'''

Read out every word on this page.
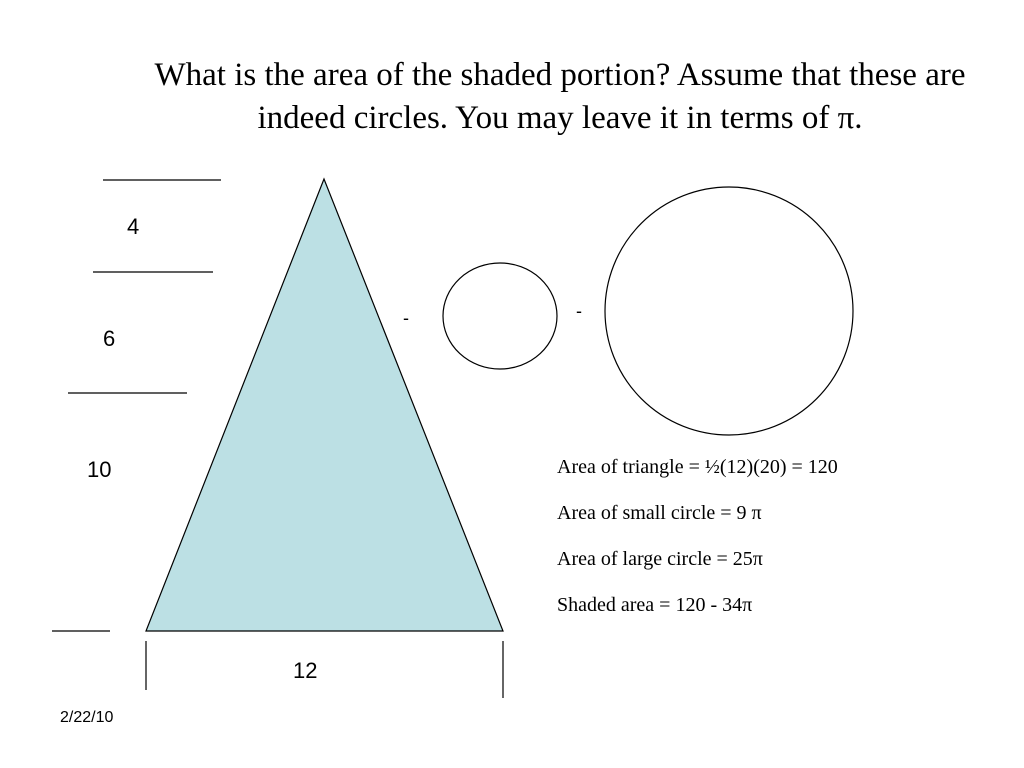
What is the area of the shaded portion? Assume that these are indeed circles. You may leave it in terms of π.
4
6
10
12
-	-
Area of triangle = ½(12)(20) = 120
Area of small circle = 9 π
Area of large circle = 25π
Shaded area = 120 - 34π
2/22/10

'''

- [Required task]: Quote all of the entries word for word, omitting any pictures.

- [Written answer]:
Read out every word on this page.
What is the area of the shaded portion? Assume that these are indeed circles. You may leave it in terms of π.
4
6
10
12
-	-
Area of triangle = ½(12)(20) = 120
Area of small circle = 9 π
Area of large circle = 25π
Shaded area = 120 - 34π
2/22/10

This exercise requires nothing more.